## [REQUIREMENTS]
Using the records below, locate all lines containing "group" and return them.

--- start of EXERCISE INPUTS ---

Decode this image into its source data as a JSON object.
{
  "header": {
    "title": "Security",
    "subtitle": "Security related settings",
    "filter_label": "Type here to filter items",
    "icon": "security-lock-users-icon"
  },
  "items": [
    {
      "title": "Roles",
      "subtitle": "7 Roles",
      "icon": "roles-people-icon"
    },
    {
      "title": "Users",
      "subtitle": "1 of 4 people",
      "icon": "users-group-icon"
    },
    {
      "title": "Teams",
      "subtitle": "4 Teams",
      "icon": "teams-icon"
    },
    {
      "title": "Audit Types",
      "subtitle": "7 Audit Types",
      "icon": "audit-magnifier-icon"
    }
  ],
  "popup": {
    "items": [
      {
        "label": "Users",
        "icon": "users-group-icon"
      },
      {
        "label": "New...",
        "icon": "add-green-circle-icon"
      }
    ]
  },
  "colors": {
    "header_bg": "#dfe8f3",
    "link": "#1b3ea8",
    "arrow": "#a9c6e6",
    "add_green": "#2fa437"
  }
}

--- end of EXERCISE INPUTS ---

## [OUTPUT FOR THIS EXERCISE]
      "icon": "users-group-icon"
        "icon": "users-group-icon"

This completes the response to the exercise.